▶ Stored rows
*-*-*

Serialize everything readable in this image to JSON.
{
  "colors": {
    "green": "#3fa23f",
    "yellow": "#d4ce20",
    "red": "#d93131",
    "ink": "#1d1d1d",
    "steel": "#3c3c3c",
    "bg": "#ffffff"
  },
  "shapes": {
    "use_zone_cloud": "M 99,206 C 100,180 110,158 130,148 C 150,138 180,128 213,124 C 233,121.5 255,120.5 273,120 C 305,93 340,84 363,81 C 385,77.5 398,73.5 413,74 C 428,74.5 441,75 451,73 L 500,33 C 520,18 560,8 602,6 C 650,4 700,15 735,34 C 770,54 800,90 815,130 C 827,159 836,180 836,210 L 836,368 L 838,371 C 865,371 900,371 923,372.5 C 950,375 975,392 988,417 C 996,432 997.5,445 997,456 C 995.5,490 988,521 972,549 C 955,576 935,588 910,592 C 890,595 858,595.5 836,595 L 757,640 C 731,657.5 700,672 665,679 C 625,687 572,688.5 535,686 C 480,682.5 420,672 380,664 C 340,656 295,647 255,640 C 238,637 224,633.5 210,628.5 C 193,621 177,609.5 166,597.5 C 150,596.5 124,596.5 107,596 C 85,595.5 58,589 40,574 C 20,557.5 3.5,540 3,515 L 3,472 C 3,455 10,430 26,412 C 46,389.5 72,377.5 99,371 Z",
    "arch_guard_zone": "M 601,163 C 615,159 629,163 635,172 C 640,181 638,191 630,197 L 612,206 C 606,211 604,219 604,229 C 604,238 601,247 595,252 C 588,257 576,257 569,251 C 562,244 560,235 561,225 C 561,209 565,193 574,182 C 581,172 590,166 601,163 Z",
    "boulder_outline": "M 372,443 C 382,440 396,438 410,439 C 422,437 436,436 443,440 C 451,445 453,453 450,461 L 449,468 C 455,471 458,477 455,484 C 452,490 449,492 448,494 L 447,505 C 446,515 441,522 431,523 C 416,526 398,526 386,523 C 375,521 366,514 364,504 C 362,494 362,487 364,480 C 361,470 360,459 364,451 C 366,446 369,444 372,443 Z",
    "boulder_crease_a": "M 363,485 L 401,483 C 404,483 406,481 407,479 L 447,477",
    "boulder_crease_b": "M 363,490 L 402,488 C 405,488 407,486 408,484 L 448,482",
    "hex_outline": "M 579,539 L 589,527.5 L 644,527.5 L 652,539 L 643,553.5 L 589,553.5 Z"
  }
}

*-*-*

▶ What the task requires
Emit the full listing verbatim.

▶ Result of this exercise
Serialize everything readable in this image to JSON.
{
  "colors": {
    "green": "#3fa23f",
    "yellow": "#d4ce20",
    "red": "#d93131",
    "ink": "#1d1d1d",
    "steel": "#3c3c3c",
    "bg": "#ffffff"
  },
  "shapes": {
    "use_zone_cloud": "M 99,206 C 100,180 110,158 130,148 C 150,138 180,128 213,124 C 233,121.5 255,120.5 273,120 C 305,93 340,84 363,81 C 385,77.5 398,73.5 413,74 C 428,74.5 441,75 451,73 L 500,33 C 520,18 560,8 602,6 C 650,4 700,15 735,34 C 770,54 800,90 815,130 C 827,159 836,180 836,210 L 836,368 L 838,371 C 865,371 900,371 923,372.5 C 950,375 975,392 988,417 C 996,432 997.5,445 997,456 C 995.5,490 988,521 972,549 C 955,576 935,588 910,592 C 890,595 858,595.5 836,595 L 757,640 C 731,657.5 700,672 665,679 C 625,687 572,688.5 535,686 C 480,682.5 420,672 380,664 C 340,656 295,647 255,640 C 238,637 224,633.5 210,628.5 C 193,621 177,609.5 166,597.5 C 150,596.5 124,596.5 107,596 C 85,595.5 58,589 40,574 C 20,557.5 3.5,540 3,515 L 3,472 C 3,455 10,430 26,412 C 46,389.5 72,377.5 99,371 Z",
    "arch_guard_zone": "M 601,163 C 615,159 629,163 635,172 C 640,181 638,191 630,197 L 612,206 C 606,211 604,219 604,229 C 604,238 601,247 595,252 C 588,257 576,257 569,251 C 562,244 560,235 561,225 C 561,209 565,193 574,182 C 581,172 590,166 601,163 Z",
    "boulder_outline": "M 372,443 C 382,440 396,438 410,439 C 422,437 436,436 443,440 C 451,445 453,453 450,461 L 449,468 C 455,471 458,477 455,484 C 452,490 449,492 448,494 L 447,505 C 446,515 441,522 431,523 C 416,526 398,526 386,523 C 375,521 366,514 364,504 C 362,494 362,487 364,480 C 361,470 360,459 364,451 C 366,446 369,444 372,443 Z",
    "boulder_crease_a": "M 363,485 L 401,483 C 404,483 406,481 407,479 L 447,477",
    "boulder_crease_b": "M 363,490 L 402,488 C 405,488 407,486 408,484 L 448,482",
    "hex_outline": "M 579,539 L 589,527.5 L 644,527.5 L 652,539 L 643,553.5 L 589,553.5 Z"
  }
}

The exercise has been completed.